"""
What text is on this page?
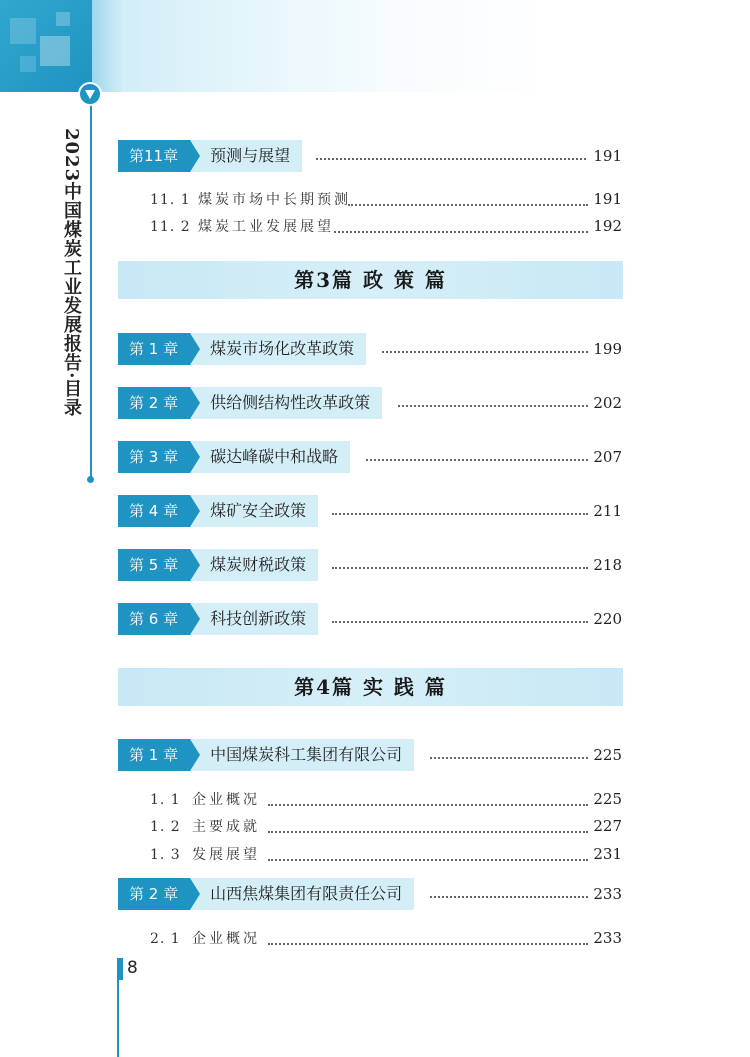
2023中国煤炭工业发展报告·目录	第11章	预测与展望	191
11. 1 煤炭市场中长期预测	191
11. 2 煤炭工业发展展望	192
第3篇 政 策 篇
第 1 章	煤炭市场化改革政策	199
第 2 章	供给侧结构性改革政策	202
第 3 章	碳达峰碳中和战略	207
第 4 章	煤矿安全政策	211
第 5 章	煤炭财税政策	218
第 6 章	科技创新政策	220
第4篇 实 践 篇
第 1 章	中国煤炭科工集团有限公司	225
1. 1 企业概况	225
1. 2 主要成就	227
1. 3 发展展望	231
第 2 章	山西焦煤集团有限责任公司	233
2. 1 企业概况	233
8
"""
#### [YOUR GOAL]
Images should not appear in the copy; retype the listing above exactly.

#### [SOLUTION TO THIS EXERCISE]
What text is on this page?
2023中国煤炭工业发展报告·目录	第11章	预测与展望	191
11. 1 煤炭市场中长期预测	191
11. 2 煤炭工业发展展望	192
第3篇 政 策 篇
第 1 章	煤炭市场化改革政策	199
第 2 章	供给侧结构性改革政策	202
第 3 章	碳达峰碳中和战略	207
第 4 章	煤矿安全政策	211
第 5 章	煤炭财税政策	218
第 6 章	科技创新政策	220
第4篇 实 践 篇
第 1 章	中国煤炭科工集团有限公司	225
1. 1 企业概况	225
1. 2 主要成就	227
1. 3 发展展望	231
第 2 章	山西焦煤集团有限责任公司	233
2. 1 企业概况	233
8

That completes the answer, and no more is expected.